== PROBLEM STATEMENT ==
Determine the number of lines that contain the word "ylabel", then state that number and nothing more.

== EXTRACTED DATA ==
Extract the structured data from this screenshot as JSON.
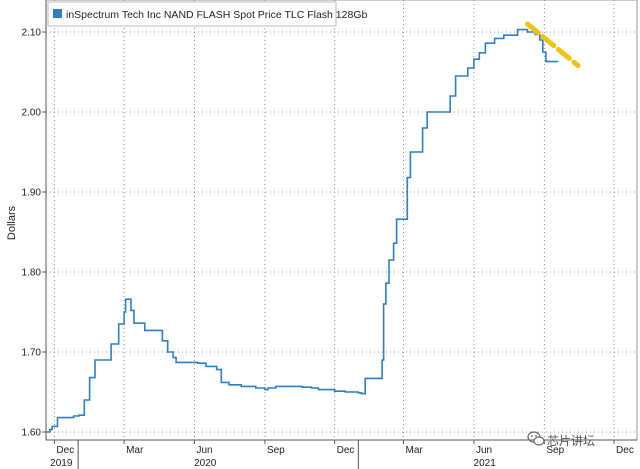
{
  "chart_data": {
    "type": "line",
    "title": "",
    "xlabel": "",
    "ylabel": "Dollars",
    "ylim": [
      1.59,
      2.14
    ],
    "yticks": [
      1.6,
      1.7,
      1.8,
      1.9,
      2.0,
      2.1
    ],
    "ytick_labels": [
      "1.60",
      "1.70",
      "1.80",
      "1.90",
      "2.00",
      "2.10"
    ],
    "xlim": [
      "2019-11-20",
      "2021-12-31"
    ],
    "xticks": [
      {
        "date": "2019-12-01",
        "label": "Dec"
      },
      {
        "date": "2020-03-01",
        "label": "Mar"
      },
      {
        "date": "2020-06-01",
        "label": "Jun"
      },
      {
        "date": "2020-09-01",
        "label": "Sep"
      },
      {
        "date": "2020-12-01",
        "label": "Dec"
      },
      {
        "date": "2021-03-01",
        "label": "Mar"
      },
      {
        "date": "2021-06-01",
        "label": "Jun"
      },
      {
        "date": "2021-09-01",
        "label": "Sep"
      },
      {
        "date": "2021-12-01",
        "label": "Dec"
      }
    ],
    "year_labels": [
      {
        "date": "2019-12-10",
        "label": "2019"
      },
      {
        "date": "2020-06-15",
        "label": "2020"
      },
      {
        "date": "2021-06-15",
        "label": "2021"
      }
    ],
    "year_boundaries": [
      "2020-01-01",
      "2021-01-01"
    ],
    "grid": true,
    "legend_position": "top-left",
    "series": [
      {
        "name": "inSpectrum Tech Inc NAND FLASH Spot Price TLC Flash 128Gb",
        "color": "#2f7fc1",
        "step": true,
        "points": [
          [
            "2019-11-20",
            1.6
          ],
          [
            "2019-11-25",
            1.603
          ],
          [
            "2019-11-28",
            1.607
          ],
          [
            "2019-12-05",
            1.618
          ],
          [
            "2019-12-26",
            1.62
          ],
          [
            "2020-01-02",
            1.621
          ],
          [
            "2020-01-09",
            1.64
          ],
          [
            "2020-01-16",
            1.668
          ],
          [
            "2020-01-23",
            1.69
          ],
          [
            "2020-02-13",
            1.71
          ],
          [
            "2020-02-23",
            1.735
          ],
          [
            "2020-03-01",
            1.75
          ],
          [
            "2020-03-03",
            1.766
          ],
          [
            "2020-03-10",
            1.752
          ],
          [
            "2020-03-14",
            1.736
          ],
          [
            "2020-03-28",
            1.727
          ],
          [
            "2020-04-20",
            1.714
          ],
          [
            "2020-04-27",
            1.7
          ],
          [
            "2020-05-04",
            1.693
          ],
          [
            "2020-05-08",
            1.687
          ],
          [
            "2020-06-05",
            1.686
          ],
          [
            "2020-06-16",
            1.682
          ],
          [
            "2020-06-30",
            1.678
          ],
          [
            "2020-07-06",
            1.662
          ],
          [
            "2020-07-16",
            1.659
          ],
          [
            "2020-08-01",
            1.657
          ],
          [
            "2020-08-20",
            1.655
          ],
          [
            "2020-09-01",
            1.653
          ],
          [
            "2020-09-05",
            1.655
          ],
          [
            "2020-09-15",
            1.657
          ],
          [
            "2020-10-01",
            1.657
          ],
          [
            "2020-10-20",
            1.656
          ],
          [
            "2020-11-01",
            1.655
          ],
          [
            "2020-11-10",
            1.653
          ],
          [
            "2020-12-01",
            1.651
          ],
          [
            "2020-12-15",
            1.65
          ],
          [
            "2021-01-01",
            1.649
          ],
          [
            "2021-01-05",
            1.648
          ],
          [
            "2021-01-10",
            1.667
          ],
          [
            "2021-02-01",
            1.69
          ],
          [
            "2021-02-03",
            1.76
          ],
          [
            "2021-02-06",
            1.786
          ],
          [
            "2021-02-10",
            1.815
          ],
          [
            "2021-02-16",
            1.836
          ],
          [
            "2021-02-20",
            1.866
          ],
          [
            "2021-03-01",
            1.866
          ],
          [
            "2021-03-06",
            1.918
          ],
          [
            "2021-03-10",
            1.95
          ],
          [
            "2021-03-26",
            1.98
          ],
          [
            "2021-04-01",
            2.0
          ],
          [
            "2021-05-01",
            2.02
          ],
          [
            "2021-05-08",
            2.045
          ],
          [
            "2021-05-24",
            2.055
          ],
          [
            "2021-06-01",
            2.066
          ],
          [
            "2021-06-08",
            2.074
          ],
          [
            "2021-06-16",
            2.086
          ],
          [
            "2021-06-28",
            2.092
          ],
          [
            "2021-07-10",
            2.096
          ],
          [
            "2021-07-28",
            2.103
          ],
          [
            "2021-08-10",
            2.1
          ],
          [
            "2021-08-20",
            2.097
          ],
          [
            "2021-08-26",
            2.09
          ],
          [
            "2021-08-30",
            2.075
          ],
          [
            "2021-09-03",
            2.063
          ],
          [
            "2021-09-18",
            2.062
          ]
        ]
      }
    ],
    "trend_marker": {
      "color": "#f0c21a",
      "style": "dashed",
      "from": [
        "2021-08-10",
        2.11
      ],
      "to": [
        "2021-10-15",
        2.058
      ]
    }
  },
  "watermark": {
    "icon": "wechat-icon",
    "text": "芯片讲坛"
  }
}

...

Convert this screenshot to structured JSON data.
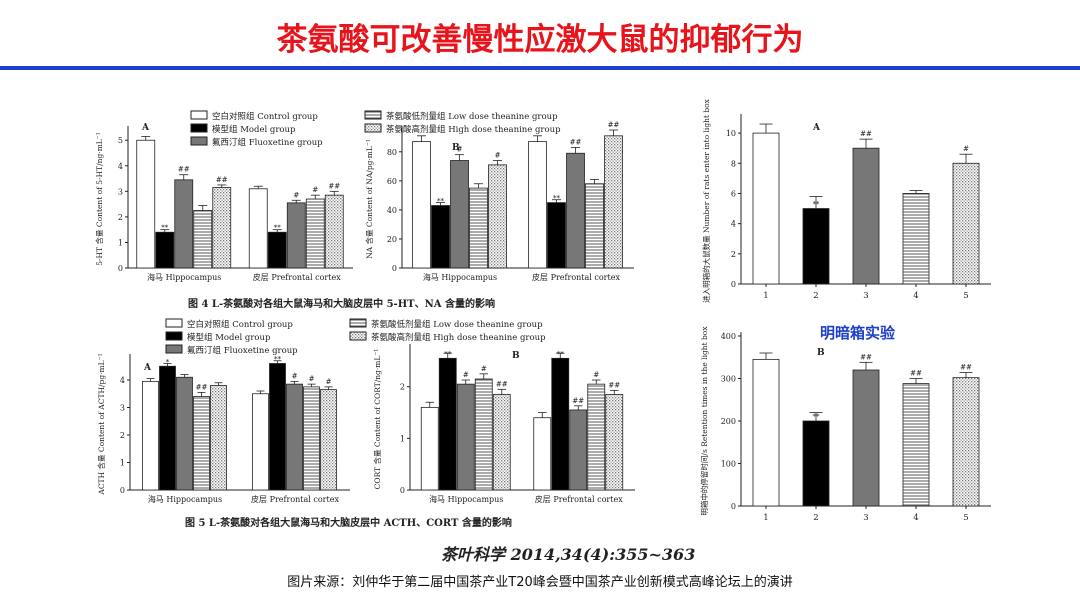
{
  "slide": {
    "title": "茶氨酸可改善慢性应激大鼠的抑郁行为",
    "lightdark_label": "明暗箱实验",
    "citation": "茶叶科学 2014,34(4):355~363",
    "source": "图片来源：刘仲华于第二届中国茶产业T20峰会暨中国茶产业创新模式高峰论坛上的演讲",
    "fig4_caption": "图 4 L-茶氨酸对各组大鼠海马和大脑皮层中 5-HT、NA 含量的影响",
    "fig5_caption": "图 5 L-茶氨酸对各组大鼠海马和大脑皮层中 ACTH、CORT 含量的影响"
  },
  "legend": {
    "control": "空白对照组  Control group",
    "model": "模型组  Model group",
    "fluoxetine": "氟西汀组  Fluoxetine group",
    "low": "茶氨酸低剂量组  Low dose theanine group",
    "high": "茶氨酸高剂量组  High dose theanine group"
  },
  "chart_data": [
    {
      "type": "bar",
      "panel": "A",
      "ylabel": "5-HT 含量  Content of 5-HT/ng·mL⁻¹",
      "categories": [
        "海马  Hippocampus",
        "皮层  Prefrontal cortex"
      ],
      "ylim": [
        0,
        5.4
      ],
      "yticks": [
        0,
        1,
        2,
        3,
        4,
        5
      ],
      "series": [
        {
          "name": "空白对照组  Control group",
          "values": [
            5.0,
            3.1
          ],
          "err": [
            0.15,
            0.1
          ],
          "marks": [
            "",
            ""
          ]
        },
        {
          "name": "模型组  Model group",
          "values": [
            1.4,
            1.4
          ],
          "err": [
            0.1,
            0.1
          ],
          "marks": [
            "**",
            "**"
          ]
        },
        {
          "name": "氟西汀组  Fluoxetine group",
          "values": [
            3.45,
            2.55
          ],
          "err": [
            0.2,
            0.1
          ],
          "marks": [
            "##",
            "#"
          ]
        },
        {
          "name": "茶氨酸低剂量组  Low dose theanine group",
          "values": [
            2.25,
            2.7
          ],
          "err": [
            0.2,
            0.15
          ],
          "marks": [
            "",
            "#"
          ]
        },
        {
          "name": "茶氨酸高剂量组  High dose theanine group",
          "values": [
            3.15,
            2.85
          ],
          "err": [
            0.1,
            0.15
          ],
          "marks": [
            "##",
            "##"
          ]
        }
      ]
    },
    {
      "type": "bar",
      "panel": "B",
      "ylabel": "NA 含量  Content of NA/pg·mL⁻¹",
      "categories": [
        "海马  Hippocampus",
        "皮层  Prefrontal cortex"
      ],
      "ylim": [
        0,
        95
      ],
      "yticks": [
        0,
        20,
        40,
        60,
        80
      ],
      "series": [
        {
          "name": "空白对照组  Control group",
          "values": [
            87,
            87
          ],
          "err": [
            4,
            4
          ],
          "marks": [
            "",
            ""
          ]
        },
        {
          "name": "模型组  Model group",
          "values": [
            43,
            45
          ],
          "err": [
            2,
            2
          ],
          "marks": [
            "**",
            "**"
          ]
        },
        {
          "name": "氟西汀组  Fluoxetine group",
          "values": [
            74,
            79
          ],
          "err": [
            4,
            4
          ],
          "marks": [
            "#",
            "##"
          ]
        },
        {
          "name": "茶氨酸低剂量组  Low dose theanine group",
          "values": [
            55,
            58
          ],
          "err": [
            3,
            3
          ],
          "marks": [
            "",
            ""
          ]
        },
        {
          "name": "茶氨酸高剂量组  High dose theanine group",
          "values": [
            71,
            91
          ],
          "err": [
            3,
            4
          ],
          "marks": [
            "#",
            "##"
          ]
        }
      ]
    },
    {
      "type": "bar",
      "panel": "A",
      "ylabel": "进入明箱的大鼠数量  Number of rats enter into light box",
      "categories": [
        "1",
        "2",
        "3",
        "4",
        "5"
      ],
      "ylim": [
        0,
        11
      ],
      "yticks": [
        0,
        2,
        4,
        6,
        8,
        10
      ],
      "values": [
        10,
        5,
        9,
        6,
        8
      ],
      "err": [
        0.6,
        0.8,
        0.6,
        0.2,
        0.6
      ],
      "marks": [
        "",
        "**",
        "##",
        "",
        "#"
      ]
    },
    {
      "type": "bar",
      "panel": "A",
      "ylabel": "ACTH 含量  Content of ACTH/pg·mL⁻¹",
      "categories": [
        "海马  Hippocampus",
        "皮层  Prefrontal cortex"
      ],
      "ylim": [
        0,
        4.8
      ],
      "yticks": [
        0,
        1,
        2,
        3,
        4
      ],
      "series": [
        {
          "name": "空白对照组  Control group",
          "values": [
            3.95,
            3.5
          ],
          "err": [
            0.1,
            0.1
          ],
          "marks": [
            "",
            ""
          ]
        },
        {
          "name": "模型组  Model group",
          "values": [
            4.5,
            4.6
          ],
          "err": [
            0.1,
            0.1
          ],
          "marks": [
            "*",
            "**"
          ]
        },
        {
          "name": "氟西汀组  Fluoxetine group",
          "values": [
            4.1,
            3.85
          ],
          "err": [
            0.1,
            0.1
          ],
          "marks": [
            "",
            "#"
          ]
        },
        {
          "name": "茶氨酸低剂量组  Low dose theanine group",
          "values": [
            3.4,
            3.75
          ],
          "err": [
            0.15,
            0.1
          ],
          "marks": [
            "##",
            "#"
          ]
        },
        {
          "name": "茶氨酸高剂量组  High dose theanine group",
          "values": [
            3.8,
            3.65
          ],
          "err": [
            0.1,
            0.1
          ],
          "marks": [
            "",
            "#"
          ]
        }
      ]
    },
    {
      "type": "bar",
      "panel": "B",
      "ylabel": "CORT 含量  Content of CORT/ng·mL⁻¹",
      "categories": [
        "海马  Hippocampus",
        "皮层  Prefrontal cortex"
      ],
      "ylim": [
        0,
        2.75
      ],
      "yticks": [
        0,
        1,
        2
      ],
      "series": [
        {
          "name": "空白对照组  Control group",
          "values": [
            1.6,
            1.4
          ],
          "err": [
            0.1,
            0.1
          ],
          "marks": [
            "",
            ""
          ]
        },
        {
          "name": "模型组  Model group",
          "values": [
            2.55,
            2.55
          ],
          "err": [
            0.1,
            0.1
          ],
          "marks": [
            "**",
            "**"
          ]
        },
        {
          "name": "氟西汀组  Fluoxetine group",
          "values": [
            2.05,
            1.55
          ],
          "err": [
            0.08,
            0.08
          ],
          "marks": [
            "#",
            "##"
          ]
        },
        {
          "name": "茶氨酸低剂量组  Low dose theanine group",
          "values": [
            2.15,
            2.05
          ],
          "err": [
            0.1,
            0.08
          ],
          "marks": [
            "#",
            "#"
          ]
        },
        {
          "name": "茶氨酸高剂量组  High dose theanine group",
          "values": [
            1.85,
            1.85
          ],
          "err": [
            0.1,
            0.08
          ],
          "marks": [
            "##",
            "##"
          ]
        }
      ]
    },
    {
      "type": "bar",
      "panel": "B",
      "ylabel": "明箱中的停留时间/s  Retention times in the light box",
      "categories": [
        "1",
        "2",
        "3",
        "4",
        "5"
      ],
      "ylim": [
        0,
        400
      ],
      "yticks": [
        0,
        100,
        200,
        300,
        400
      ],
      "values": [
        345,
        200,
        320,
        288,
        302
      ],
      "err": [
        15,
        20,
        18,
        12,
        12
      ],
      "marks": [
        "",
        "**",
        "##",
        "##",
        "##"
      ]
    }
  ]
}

== WRITTEN SOLUTION ==
7